The problem of numeric predictions

An overarching goal of regression analysis is to model known numerical outcomes based on the available input features in the training set. Classic case studies are stock price prediction, demand prediction, revenue forecasting, and even anomaly detection [1]. Most forecasting and prediction problems generally require numerical outcomes.

Many algorithms have been proposed over the years, and, among those — many regression algorithms. Two very basic classic and widely adopted regression algorithms are linear regression and regression tree. We want to explore the theory behind each one of them and their pros and cons, to better understand when it is better to use one rather than the other.

Figure 1. MPG (y) vs. HP (x) in the Auto-MPG dataset

Let’s take a toy example to run our exploration: a small dataset, two numeric features (one is the target, one is the input). The “auto-MPG” dataset from the UC Irvine Repository provides a description of 398 car types, by brand, engine measures, and chassis features. Two of these attributes sound interesting for our little experiment: Horsepower (HP) and mileage per gallon (MPG) (Figure 1). It is likely that the two attributes are related.

Is it possible to build a regression model where MPG (outcome y) can be described through HP (input feature x)? The goal of the regression model is to build that function f(), so that y=f(x).

Linear Regression

There are different approaches to regression analysis. One of the most popular approaches is linear regression [2], in which we model the target variable y as a linear combination of input features x.

If there is only one input feature, the resulting model describes a regression line. If there are more than one input features, the model describes a regression hyperplane.

Figure 2 is an example of a linear regression model in a two-dimensional space. The slope and the intercept of the regression line are controlled by the regression coefficients.

Figure 2. A linear regression model fitting MPG (y) from HP (x) on the Auto-MPG dataset.

Fitting a linear regression model means adjusting the regression coefficients to best describe the relationship between x and y. To do so, we calculate the total error between the observed data and the linear regression predictions. The single error at each data point is referred to as a residual. The best model minimizes the total error, i.e. the residuals for all data points simultaneously.

The sum of squared residuals E is adopted as the total error:

as the sum across all n data points in the training set of the difference between the real value of target y and the estimated value by the linear regression model. Such difference is the residual of the data point.

So, the regression coefficients for the linear regression model are found by minimizing the sum of squared residuals E. We are in luck and this optimization problem has a closed form solution [2]. The problem of the optimum regression coefficients is solved in a two-dimensional space by the following formula:

Which leads to:

Moving to a high-dimensional space, the solution to the equation system takes the form:

Where y is the vector of target outcomes for all data rows in the training set, X the matrix of all data rows in the training set. The result is the vector of estimated regression coefficients.

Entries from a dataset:
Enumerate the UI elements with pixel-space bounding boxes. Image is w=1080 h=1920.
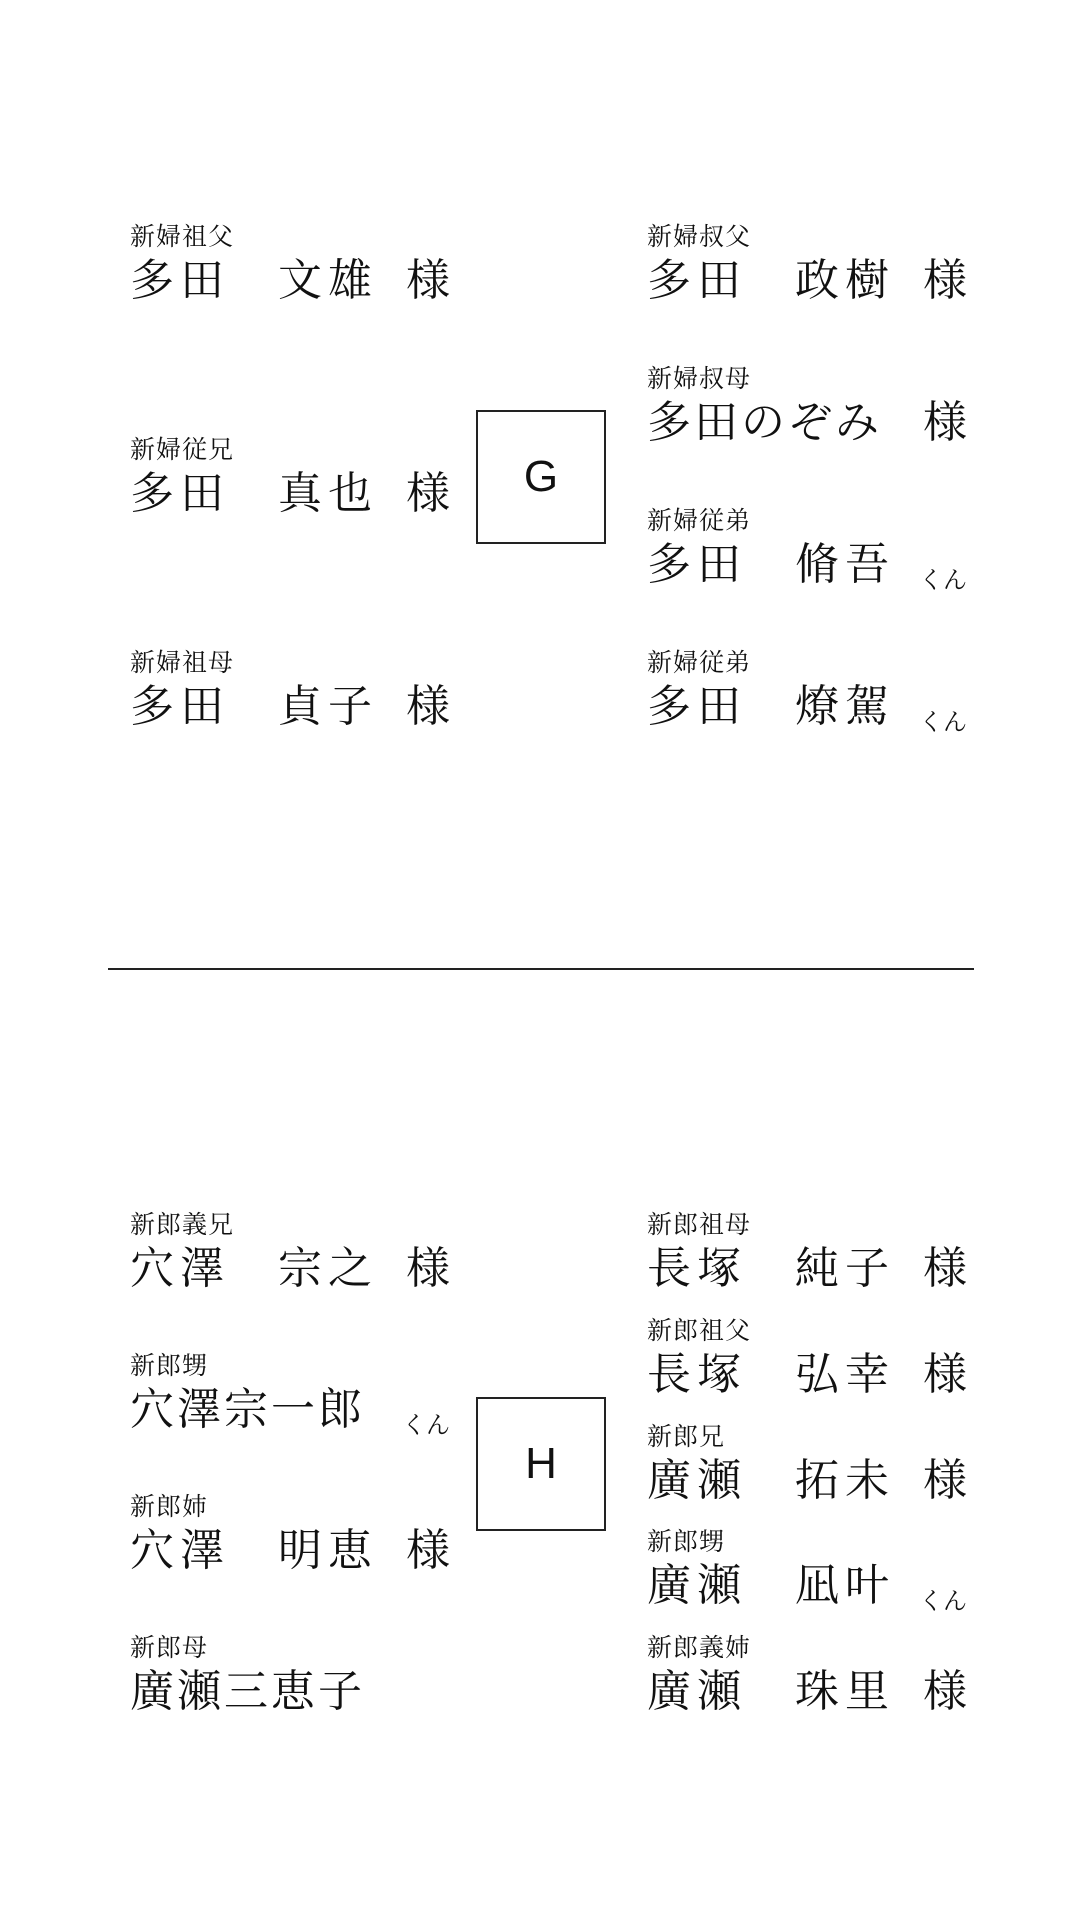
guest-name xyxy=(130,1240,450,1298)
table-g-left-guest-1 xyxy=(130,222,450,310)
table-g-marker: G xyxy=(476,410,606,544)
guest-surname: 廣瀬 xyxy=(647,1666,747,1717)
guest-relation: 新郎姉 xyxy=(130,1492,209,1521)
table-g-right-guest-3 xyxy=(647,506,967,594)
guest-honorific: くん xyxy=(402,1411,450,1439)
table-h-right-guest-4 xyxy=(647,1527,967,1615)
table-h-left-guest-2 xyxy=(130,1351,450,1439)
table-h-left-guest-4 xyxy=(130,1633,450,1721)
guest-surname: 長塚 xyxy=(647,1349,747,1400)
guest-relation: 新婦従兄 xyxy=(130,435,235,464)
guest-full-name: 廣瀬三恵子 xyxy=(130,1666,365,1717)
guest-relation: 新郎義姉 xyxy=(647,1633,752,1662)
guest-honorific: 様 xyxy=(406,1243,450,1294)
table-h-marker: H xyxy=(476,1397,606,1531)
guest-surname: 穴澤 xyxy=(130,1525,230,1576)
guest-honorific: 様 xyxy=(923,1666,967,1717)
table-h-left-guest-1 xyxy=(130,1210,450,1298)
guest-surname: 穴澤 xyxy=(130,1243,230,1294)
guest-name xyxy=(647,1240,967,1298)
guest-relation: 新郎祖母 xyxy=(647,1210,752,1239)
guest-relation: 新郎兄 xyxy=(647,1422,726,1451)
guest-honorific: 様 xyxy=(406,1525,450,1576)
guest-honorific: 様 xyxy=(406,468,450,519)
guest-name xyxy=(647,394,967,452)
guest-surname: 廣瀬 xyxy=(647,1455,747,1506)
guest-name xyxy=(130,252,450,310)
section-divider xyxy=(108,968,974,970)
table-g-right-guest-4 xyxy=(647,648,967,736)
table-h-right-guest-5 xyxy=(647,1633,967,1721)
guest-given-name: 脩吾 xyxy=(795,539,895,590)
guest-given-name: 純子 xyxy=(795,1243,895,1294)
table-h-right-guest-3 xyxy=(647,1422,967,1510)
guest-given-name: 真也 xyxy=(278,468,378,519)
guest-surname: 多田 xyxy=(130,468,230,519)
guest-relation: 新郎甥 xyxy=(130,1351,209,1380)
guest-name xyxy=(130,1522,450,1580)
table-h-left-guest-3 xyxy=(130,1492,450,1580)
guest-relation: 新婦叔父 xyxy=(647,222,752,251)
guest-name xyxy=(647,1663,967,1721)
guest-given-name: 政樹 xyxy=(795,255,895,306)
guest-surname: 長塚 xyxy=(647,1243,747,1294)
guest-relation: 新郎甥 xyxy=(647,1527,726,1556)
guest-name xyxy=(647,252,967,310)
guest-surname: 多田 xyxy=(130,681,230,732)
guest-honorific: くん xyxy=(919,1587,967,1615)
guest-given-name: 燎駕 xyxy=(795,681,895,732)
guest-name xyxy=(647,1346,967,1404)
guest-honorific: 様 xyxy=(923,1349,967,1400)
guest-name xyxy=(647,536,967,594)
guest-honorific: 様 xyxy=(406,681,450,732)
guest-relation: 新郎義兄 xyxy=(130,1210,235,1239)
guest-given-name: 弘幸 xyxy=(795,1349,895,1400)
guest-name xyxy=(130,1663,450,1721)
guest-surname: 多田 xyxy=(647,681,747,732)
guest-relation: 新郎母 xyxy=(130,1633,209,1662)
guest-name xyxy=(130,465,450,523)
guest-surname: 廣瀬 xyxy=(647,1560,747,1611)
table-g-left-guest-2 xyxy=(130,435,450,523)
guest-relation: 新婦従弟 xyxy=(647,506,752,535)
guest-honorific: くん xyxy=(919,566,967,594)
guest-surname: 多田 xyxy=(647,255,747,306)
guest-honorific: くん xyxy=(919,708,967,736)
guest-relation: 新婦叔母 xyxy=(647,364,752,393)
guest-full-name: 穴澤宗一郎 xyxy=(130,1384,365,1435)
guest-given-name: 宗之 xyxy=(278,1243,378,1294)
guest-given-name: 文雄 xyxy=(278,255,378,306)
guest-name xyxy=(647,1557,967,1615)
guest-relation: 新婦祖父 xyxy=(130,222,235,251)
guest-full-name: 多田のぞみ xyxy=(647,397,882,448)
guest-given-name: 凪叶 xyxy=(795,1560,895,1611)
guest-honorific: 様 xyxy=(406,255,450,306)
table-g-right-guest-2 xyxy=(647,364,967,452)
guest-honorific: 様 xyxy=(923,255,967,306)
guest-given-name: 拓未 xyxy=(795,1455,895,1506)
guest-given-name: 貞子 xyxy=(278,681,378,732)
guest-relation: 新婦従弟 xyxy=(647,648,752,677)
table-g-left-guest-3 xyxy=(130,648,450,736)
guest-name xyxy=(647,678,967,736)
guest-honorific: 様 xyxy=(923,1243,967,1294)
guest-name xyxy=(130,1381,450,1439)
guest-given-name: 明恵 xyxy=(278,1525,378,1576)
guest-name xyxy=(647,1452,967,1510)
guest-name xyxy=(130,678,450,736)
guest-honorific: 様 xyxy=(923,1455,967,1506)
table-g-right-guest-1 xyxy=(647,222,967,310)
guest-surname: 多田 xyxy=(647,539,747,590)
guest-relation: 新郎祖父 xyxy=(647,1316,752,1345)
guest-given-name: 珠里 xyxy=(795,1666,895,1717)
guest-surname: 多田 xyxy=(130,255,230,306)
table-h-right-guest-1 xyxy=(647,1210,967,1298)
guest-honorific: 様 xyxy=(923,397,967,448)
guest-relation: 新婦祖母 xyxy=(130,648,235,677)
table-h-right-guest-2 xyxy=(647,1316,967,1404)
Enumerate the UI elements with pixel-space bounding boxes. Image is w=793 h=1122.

--

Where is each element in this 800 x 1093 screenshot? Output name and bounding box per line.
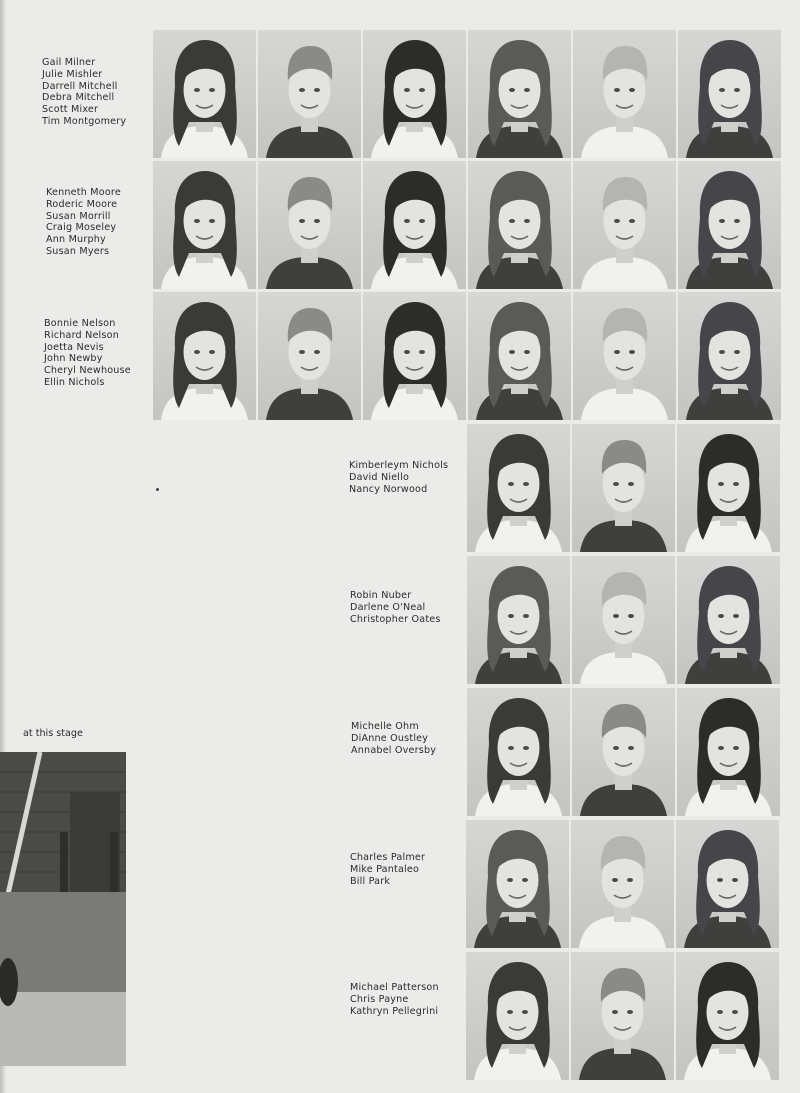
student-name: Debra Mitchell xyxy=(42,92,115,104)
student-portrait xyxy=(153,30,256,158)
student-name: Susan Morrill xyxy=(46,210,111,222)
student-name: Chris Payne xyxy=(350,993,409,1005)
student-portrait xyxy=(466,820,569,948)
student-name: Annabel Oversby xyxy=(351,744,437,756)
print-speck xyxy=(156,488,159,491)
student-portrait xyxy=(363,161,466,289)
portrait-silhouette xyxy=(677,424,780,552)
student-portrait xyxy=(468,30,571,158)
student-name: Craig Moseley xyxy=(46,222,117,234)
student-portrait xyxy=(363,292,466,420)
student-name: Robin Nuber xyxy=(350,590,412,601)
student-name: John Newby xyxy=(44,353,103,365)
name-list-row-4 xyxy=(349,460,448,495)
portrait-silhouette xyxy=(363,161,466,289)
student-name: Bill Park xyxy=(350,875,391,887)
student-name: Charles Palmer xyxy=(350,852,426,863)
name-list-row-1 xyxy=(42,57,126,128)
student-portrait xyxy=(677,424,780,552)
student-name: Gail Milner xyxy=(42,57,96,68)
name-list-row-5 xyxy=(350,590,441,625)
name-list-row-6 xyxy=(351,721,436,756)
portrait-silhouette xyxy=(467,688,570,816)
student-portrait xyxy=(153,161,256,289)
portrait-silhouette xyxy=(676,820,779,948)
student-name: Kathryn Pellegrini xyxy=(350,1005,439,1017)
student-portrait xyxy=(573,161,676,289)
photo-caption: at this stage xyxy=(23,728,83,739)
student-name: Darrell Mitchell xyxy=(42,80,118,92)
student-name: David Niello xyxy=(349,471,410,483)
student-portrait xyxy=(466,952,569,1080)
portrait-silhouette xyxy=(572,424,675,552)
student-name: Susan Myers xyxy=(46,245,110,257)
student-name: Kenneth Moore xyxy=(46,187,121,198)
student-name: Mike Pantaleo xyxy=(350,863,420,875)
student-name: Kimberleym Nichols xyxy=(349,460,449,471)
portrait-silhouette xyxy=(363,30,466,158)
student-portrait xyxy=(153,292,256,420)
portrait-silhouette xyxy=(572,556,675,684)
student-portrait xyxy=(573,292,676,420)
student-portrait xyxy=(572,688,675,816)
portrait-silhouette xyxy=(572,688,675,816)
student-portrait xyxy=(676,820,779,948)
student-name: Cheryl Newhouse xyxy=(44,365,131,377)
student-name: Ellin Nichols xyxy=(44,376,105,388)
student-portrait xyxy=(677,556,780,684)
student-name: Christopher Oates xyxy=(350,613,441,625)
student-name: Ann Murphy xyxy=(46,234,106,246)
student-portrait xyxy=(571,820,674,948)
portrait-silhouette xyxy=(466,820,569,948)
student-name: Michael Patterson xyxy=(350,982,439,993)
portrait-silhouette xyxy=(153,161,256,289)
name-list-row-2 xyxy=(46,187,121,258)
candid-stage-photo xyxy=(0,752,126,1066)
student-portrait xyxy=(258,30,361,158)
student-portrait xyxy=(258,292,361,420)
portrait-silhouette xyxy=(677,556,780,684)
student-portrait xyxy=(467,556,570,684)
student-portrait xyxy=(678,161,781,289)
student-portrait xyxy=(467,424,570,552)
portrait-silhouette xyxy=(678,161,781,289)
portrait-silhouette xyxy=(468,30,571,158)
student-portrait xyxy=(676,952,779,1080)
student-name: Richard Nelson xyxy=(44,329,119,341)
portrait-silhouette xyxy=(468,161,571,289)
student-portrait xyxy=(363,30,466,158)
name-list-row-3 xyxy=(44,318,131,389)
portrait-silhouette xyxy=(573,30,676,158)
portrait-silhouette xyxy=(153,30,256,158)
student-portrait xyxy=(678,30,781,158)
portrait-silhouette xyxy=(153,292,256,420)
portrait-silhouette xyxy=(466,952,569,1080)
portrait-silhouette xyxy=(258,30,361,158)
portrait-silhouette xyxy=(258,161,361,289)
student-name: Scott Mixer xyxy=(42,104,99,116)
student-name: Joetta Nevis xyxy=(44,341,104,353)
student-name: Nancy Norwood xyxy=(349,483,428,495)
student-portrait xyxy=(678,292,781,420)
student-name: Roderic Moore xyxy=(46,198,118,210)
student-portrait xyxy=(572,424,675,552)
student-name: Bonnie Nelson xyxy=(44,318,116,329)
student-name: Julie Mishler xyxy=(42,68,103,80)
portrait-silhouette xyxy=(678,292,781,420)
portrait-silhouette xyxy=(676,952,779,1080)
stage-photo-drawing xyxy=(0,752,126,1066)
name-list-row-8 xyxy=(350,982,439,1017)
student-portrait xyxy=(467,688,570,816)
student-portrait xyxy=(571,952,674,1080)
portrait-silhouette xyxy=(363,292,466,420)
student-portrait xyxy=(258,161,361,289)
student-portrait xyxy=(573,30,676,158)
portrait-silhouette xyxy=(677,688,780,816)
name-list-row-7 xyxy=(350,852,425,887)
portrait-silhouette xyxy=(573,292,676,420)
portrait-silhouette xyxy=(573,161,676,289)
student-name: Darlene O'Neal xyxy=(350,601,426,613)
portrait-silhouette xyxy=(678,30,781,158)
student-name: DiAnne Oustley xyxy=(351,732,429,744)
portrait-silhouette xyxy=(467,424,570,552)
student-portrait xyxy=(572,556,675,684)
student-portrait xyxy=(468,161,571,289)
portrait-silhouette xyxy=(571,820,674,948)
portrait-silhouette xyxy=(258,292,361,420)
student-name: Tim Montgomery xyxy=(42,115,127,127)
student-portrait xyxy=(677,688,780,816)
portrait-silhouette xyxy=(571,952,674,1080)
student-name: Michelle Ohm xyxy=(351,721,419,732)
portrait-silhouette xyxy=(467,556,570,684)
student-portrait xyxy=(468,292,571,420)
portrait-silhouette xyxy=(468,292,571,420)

--- What is asked ---
[1] Summarize the text on regression in two sentences.
[2] Answer these questions on the text on regression:
(a) How many car types does the auto-MPG dataset describe?
(b) What is the single error at each data point called?
(c) What does a linear regression model describe when there is more than one input feature?
[3] Write the next part of the text on regression, continuing from its last sentence.

--- Answers to the problems ---
[1] Regression analysis aims to model known numerical outcomes from input features, and linear regression and regression trees are two basic, widely adopted algorithms whose theory, pros and cons are to be compared using MPG and horsepower from the auto-MPG dataset. Linear regression models the target as a linear combination of input features, and its coefficients are found by minimizing the sum of squared residuals, an optimization problem with a closed form solution.

[2]
(a) 398
(b) A residual
(c) A regression hyperplane

[3]
Regression Tree

Another popular regression approach came out in the 90s and it is known as CART (Classification And Regression Trees) [2].

Instead of fitting all data simultaneously as in the construction of a linear regression model, the regression tree algorithm fits the data piecewise, one piece after the other. In a two-dimensional space, in interval A, every x produces y=c(A); in interval B, every x produces y=c(B); and so on. A piecewise model, like this, is a regression tree. In a higher dimensional space, each interval becomes a region of the space.

Figure 3. A regression tree model fitting MPG (y) from HP (x) on the Auto-MPG dataset.

In a regression tree model, as you can see in Figure 3, a constant value is fitted within each segment of the input attributes. This way, the outcome variable is modeled from the input features without explicitly using a mathematical function.

Now let’s have a look at how a regression tree model can be constructed.

In the first step, we want to split the training set in two subsets. Therefore, we want to find the threshold S that best splits the input feature x in two segments. Within each segment m, the outcome y is modeled by the local mean value of y, as:

Where c(m) is the constant outcome value in segment m modeled as the average value of y in segment m.

The constant value in each segment does not necessarily have to be the mean value, it could be anything else, like for example the quadratic average or even a function [2].

In this scenario, what would be the best boundary S that splits the input feature x in two segments? Let’s first have a look at the error from such a split. Within each segment m, the error can be calculated as the sum of Euclidean distances of all points in the segment to the mean value of y, that is c(m).

Thus, the total error E is the sum of the errors in all segments m.

We need to find S, so that the total error E is minimized.

In this example, after running a brute force search for the optimal split S, that is calculating mean and error for the two segments with a moving point along the whole range of x, we found that the optimum split is S = 93.5. We used a brute force search strategy, but any other search strategy would have worked [3]. This split S will become the root of the tree, as you can see in Figure 4.

Then, we grow this tree by finding another split within each of the segments, in the same way as for the previous split. We continue this process in the branch until we reach one of these stopping criteria:

- if all points in a node have identical values for all input features

- if the next split does not significantly reduce the total error

- if a split produces a node smaller than the minimum node size

Limiting the minimum node size and the tree depth is important in order to avoid overfitting.

By following the splits on a regression tree, we can easily reach the predicted outcome. The resulting tree is shown in Figure 4.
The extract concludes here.